(Stored data)

◆ ◆ ◆ ◆

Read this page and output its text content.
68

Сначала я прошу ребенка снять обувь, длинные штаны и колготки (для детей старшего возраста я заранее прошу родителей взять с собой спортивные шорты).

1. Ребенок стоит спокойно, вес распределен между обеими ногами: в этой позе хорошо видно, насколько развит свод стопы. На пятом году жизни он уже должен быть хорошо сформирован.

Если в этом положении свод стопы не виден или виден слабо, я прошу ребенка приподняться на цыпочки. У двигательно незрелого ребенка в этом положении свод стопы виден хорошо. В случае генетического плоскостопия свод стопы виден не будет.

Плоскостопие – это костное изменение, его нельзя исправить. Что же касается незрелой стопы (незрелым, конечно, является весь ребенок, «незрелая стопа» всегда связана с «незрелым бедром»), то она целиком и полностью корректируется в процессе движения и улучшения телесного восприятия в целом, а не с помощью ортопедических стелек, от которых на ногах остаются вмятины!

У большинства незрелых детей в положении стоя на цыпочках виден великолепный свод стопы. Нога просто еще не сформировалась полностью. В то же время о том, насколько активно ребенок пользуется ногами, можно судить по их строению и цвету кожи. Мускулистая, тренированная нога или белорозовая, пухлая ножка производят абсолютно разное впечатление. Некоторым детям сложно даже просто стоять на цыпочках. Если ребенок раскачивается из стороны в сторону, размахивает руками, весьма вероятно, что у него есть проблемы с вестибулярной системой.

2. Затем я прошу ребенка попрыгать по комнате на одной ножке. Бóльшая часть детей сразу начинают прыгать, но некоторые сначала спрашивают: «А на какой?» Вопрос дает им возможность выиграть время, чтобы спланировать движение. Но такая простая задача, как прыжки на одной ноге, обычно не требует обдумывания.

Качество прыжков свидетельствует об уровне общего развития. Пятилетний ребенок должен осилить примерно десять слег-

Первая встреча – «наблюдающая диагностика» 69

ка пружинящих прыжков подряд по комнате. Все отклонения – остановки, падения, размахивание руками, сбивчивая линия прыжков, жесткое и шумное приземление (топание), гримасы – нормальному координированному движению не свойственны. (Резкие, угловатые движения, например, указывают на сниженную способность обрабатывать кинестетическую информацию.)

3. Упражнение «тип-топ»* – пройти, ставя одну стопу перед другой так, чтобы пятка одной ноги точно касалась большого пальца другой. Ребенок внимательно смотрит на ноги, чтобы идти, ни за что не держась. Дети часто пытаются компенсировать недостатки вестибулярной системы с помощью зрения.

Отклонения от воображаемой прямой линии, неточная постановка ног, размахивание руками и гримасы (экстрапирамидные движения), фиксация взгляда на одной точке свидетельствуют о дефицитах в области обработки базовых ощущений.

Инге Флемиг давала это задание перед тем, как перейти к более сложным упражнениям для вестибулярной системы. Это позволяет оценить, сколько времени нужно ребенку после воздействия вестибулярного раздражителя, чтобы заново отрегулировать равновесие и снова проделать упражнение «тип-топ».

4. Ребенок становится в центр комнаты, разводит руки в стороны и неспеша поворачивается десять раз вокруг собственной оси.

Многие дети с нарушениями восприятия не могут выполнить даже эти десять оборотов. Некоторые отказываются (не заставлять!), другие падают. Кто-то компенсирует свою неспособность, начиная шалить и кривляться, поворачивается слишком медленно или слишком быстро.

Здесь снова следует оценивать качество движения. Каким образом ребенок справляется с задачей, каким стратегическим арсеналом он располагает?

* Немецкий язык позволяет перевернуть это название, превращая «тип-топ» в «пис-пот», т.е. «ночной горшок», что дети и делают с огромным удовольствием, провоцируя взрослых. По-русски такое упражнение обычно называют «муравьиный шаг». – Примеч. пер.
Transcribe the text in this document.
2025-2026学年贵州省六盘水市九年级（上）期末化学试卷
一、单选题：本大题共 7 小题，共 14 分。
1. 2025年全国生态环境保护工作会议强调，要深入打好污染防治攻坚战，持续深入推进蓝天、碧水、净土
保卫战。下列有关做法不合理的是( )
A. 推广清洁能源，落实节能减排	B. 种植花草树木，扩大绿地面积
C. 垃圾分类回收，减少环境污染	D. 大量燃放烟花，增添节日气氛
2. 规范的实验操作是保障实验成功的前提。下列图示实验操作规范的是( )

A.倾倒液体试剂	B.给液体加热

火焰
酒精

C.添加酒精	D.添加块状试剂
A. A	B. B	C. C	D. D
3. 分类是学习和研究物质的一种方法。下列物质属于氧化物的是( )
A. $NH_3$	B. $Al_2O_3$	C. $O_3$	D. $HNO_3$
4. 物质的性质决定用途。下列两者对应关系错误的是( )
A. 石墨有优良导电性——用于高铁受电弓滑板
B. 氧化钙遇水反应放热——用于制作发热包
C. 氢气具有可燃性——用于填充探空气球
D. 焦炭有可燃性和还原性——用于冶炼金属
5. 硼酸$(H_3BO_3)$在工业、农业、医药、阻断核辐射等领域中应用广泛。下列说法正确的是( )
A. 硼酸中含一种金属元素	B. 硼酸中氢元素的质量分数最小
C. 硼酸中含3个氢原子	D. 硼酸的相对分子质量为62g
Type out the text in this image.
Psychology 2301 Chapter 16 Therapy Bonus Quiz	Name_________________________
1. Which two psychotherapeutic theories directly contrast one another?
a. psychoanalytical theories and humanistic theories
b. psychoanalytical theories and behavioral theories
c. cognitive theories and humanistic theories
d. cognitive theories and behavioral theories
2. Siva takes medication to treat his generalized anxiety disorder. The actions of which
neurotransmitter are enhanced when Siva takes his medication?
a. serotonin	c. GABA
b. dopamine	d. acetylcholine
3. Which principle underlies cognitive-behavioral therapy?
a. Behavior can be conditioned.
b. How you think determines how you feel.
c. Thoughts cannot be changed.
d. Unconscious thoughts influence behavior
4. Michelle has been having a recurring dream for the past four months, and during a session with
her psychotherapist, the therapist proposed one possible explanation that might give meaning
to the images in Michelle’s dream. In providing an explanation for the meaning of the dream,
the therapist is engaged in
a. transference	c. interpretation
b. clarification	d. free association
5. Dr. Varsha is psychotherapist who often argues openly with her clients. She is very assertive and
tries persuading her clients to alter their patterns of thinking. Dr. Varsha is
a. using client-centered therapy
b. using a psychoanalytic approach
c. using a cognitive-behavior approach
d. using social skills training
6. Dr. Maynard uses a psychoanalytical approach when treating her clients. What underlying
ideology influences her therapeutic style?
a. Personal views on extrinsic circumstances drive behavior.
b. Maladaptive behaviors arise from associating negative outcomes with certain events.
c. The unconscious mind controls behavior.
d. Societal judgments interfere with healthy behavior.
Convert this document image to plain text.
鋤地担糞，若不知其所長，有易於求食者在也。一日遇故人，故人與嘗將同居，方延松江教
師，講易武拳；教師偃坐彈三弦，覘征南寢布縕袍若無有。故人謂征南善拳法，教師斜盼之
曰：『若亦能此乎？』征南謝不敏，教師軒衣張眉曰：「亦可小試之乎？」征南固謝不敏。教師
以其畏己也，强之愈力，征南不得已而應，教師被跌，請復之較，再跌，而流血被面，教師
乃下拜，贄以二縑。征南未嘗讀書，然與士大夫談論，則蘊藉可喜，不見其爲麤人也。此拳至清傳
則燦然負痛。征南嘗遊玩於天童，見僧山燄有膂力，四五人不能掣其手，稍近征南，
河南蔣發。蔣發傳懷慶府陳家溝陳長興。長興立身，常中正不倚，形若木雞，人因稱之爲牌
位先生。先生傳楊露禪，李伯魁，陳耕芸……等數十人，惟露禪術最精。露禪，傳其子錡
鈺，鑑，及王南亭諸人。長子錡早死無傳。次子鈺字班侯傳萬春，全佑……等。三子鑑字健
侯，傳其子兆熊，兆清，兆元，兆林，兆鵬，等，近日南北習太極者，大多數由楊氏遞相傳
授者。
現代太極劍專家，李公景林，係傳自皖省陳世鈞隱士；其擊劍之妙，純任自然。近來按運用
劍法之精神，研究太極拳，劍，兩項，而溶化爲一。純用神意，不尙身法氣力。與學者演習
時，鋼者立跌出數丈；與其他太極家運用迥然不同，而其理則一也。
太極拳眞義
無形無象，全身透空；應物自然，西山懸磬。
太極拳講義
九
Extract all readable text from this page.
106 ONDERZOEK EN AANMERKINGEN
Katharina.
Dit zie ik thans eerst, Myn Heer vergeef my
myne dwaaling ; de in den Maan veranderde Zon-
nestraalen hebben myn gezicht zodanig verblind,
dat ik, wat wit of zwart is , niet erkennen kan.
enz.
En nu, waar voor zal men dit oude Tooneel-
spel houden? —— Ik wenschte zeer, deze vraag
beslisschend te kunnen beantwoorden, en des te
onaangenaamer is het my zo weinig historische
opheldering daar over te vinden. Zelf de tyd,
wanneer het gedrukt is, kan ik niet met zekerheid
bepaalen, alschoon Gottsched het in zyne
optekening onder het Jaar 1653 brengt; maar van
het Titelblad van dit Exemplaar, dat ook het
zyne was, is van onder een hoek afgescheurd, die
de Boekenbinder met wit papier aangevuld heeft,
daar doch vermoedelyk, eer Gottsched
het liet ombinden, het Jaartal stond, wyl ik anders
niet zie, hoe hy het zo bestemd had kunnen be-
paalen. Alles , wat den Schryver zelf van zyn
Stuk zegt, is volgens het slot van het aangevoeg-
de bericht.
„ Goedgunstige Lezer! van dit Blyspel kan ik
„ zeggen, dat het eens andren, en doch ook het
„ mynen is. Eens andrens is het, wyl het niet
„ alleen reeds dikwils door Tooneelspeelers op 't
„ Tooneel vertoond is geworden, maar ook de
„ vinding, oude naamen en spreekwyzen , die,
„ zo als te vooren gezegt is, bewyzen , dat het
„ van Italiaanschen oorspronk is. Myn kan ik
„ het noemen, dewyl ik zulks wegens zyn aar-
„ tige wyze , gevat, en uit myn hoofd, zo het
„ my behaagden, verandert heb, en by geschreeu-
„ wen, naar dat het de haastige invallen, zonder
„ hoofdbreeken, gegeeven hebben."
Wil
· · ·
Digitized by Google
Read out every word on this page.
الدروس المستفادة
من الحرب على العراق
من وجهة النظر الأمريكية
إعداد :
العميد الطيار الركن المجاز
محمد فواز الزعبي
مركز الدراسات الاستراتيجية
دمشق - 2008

◆ ◆ ◆ ◆

Write out exactly the lines of the entries above that run from the line containing "Read out every word on this page." through the last line, including both.

Read out every word on this page.
الدروس المستفادة
من الحرب على العراق
من وجهة النظر الأمريكية
إعداد :
العميد الطيار الركن المجاز
محمد فواز الزعبي
مركز الدراسات الاستراتيجية
دمشق - 2008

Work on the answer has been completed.